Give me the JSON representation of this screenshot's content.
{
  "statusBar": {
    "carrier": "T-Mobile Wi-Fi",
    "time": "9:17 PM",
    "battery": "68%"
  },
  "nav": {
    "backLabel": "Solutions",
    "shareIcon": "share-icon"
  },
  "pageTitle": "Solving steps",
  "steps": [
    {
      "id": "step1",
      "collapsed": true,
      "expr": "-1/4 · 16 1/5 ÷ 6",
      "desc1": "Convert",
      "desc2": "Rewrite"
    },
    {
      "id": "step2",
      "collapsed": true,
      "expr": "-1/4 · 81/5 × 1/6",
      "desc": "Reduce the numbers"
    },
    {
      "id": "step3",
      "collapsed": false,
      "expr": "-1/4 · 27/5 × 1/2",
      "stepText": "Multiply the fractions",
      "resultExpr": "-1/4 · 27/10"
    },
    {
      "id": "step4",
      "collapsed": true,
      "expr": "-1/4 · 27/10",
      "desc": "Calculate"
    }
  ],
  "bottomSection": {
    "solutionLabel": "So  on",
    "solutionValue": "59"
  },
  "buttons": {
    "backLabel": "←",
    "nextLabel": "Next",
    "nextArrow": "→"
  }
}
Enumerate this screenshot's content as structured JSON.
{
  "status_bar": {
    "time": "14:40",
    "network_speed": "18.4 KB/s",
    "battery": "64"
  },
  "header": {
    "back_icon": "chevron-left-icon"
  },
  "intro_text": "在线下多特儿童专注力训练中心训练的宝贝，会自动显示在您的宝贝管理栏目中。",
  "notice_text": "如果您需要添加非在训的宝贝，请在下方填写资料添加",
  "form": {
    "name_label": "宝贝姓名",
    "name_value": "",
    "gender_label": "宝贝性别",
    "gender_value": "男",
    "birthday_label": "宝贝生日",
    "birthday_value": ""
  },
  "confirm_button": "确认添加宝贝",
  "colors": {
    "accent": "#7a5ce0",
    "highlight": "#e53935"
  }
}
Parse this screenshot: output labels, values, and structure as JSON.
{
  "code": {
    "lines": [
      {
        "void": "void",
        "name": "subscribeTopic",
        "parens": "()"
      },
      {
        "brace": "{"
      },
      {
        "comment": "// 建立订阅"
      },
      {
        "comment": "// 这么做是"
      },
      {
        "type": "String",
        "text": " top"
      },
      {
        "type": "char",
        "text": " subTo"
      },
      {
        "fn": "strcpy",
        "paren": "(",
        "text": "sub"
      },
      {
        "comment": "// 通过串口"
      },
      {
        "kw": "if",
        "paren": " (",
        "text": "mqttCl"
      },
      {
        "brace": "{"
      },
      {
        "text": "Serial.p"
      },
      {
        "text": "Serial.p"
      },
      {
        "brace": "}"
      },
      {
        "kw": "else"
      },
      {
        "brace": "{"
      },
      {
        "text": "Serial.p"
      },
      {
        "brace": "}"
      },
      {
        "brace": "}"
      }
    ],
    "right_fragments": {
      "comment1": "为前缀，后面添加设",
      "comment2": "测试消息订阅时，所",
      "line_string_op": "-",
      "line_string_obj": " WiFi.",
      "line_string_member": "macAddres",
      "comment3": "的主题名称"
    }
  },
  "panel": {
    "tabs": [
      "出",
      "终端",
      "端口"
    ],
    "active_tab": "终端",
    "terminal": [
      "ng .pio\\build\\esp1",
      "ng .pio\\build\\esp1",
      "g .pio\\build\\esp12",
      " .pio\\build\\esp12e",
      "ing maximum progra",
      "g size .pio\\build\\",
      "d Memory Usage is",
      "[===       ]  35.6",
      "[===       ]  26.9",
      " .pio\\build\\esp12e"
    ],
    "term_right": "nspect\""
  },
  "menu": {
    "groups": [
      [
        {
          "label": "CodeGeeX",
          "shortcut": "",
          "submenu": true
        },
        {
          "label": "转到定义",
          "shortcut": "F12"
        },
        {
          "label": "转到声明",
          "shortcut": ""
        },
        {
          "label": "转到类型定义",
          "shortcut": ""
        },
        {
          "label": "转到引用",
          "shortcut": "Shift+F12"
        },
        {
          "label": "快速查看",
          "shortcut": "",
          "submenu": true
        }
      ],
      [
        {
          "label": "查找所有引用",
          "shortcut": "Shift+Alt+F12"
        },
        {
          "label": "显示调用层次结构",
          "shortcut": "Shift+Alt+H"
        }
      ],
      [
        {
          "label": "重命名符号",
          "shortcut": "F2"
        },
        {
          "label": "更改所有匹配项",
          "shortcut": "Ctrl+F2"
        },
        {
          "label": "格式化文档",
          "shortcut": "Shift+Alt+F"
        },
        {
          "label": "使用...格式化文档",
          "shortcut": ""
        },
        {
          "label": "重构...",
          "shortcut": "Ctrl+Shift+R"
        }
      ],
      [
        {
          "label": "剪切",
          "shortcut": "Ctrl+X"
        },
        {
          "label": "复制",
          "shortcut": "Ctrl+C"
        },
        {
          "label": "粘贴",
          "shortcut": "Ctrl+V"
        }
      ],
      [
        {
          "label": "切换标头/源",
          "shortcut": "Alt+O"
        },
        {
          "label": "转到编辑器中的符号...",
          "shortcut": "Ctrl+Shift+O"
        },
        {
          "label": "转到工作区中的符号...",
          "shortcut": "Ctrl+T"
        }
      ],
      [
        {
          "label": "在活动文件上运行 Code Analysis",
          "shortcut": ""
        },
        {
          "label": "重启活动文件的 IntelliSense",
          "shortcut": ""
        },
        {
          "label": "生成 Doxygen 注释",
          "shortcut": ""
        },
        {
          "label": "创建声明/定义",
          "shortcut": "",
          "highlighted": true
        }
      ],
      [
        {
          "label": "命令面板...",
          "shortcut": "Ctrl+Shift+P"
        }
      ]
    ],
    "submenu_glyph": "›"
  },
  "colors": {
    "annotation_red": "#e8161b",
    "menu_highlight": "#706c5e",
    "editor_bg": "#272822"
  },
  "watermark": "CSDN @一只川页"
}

━━━

## Set exercise
Write the material out again word for word.

## Answer in full
Give me the JSON representation of this screenshot's content.
{
  "statusBar": {
    "carrier": "T-Mobile Wi-Fi",
    "time": "9:17 PM",
    "battery": "68%"
  },
  "nav": {
    "backLabel": "Solutions",
    "shareIcon": "share-icon"
  },
  "pageTitle": "Solving steps",
  "steps": [
    {
      "id": "step1",
      "collapsed": true,
      "expr": "-1/4 · 16 1/5 ÷ 6",
      "desc1": "Convert",
      "desc2": "Rewrite"
    },
    {
      "id": "step2",
      "collapsed": true,
      "expr": "-1/4 · 81/5 × 1/6",
      "desc": "Reduce the numbers"
    },
    {
      "id": "step3",
      "collapsed": false,
      "expr": "-1/4 · 27/5 × 1/2",
      "stepText": "Multiply the fractions",
      "resultExpr": "-1/4 · 27/10"
    },
    {
      "id": "step4",
      "collapsed": true,
      "expr": "-1/4 · 27/10",
      "desc": "Calculate"
    }
  ],
  "bottomSection": {
    "solutionLabel": "So  on",
    "solutionValue": "59"
  },
  "buttons": {
    "backLabel": "←",
    "nextLabel": "Next",
    "nextArrow": "→"
  }
}
Enumerate this screenshot's content as structured JSON.
{
  "status_bar": {
    "time": "14:40",
    "network_speed": "18.4 KB/s",
    "battery": "64"
  },
  "header": {
    "back_icon": "chevron-left-icon"
  },
  "intro_text": "在线下多特儿童专注力训练中心训练的宝贝，会自动显示在您的宝贝管理栏目中。",
  "notice_text": "如果您需要添加非在训的宝贝，请在下方填写资料添加",
  "form": {
    "name_label": "宝贝姓名",
    "name_value": "",
    "gender_label": "宝贝性别",
    "gender_value": "男",
    "birthday_label": "宝贝生日",
    "birthday_value": ""
  },
  "confirm_button": "确认添加宝贝",
  "colors": {
    "accent": "#7a5ce0",
    "highlight": "#e53935"
  }
}
Parse this screenshot: output labels, values, and structure as JSON.
{
  "code": {
    "lines": [
      {
        "void": "void",
        "name": "subscribeTopic",
        "parens": "()"
      },
      {
        "brace": "{"
      },
      {
        "comment": "// 建立订阅"
      },
      {
        "comment": "// 这么做是"
      },
      {
        "type": "String",
        "text": " top"
      },
      {
        "type": "char",
        "text": " subTo"
      },
      {
        "fn": "strcpy",
        "paren": "(",
        "text": "sub"
      },
      {
        "comment": "// 通过串口"
      },
      {
        "kw": "if",
        "paren": " (",
        "text": "mqttCl"
      },
      {
        "brace": "{"
      },
      {
        "text": "Serial.p"
      },
      {
        "text": "Serial.p"
      },
      {
        "brace": "}"
      },
      {
        "kw": "else"
      },
      {
        "brace": "{"
      },
      {
        "text": "Serial.p"
      },
      {
        "brace": "}"
      },
      {
        "brace": "}"
      }
    ],
    "right_fragments": {
      "comment1": "为前缀，后面添加设",
      "comment2": "测试消息订阅时，所",
      "line_string_op": "-",
      "line_string_obj": " WiFi.",
      "line_string_member": "macAddres",
      "comment3": "的主题名称"
    }
  },
  "panel": {
    "tabs": [
      "出",
      "终端",
      "端口"
    ],
    "active_tab": "终端",
    "terminal": [
      "ng .pio\\build\\esp1",
      "ng .pio\\build\\esp1",
      "g .pio\\build\\esp12",
      " .pio\\build\\esp12e",
      "ing maximum progra",
      "g size .pio\\build\\",
      "d Memory Usage is",
      "[===       ]  35.6",
      "[===       ]  26.9",
      " .pio\\build\\esp12e"
    ],
    "term_right": "nspect\""
  },
  "menu": {
    "groups": [
      [
        {
          "label": "CodeGeeX",
          "shortcut": "",
          "submenu": true
        },
        {
          "label": "转到定义",
          "shortcut": "F12"
        },
        {
          "label": "转到声明",
          "shortcut": ""
        },
        {
          "label": "转到类型定义",
          "shortcut": ""
        },
        {
          "label": "转到引用",
          "shortcut": "Shift+F12"
        },
        {
          "label": "快速查看",
          "shortcut": "",
          "submenu": true
        }
      ],
      [
        {
          "label": "查找所有引用",
          "shortcut": "Shift+Alt+F12"
        },
        {
          "label": "显示调用层次结构",
          "shortcut": "Shift+Alt+H"
        }
      ],
      [
        {
          "label": "重命名符号",
          "shortcut": "F2"
        },
        {
          "label": "更改所有匹配项",
          "shortcut": "Ctrl+F2"
        },
        {
          "label": "格式化文档",
          "shortcut": "Shift+Alt+F"
        },
        {
          "label": "使用...格式化文档",
          "shortcut": ""
        },
        {
          "label": "重构...",
          "shortcut": "Ctrl+Shift+R"
        }
      ],
      [
        {
          "label": "剪切",
          "shortcut": "Ctrl+X"
        },
        {
          "label": "复制",
          "shortcut": "Ctrl+C"
        },
        {
          "label": "粘贴",
          "shortcut": "Ctrl+V"
        }
      ],
      [
        {
          "label": "切换标头/源",
          "shortcut": "Alt+O"
        },
        {
          "label": "转到编辑器中的符号...",
          "shortcut": "Ctrl+Shift+O"
        },
        {
          "label": "转到工作区中的符号...",
          "shortcut": "Ctrl+T"
        }
      ],
      [
        {
          "label": "在活动文件上运行 Code Analysis",
          "shortcut": ""
        },
        {
          "label": "重启活动文件的 IntelliSense",
          "shortcut": ""
        },
        {
          "label": "生成 Doxygen 注释",
          "shortcut": ""
        },
        {
          "label": "创建声明/定义",
          "shortcut": "",
          "highlighted": true
        }
      ],
      [
        {
          "label": "命令面板...",
          "shortcut": "Ctrl+Shift+P"
        }
      ]
    ],
    "submenu_glyph": "›"
  },
  "colors": {
    "annotation_red": "#e8161b",
    "menu_highlight": "#706c5e",
    "editor_bg": "#272822"
  },
  "watermark": "CSDN @一只川页"
}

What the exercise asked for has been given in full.